Supplied records
=-=-=
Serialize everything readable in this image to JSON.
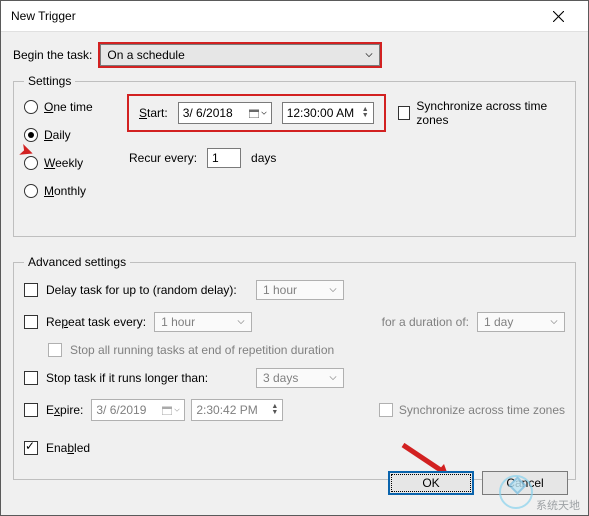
{
  "window": {
    "title": "New Trigger"
  },
  "begin": {
    "label": "Begin the task:",
    "value": "On a schedule"
  },
  "settings": {
    "legend": "Settings",
    "radios": [
      {
        "accel": "O",
        "rest": "ne time"
      },
      {
        "accel": "D",
        "rest": "aily"
      },
      {
        "accel": "W",
        "rest": "eekly"
      },
      {
        "accel": "M",
        "rest": "onthly"
      }
    ],
    "start": {
      "label_accel": "S",
      "label_rest": "tart:",
      "date": "3/ 6/2018",
      "time": "12:30:00 AM"
    },
    "sync_label": "Synchronize across time zones",
    "recur": {
      "label": "Recur every:",
      "value": "1",
      "unit": "days"
    }
  },
  "advanced": {
    "legend": "Advanced settings",
    "delay": {
      "label": "Delay task for up to (random delay):",
      "value": "1 hour"
    },
    "repeat": {
      "label_pre": "Re",
      "label_accel": "p",
      "label_post": "eat task every:",
      "interval": "1 hour",
      "duration_label": "for a duration of:",
      "duration": "1 day"
    },
    "stop_at_end": "Stop all running tasks at end of repetition duration",
    "stop_longer": {
      "label": "Stop task if it runs longer than:",
      "value": "3 days"
    },
    "expire": {
      "label_pre": "E",
      "label_accel": "x",
      "label_post": "pire:",
      "date": "3/ 6/2019",
      "time": "2:30:42 PM",
      "sync_label": "Synchronize across time zones"
    },
    "enabled": {
      "pre": "Ena",
      "accel": "b",
      "post": "led"
    }
  },
  "buttons": {
    "ok": "OK",
    "cancel": "Cancel"
  },
  "watermark": "系统天地"
}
=-=-=
Exercise directions
Which lines hold the word "zones"? Show each one.

Task solution
    "sync_label": "Synchronize across time zones",
      "sync_label": "Synchronize across time zones"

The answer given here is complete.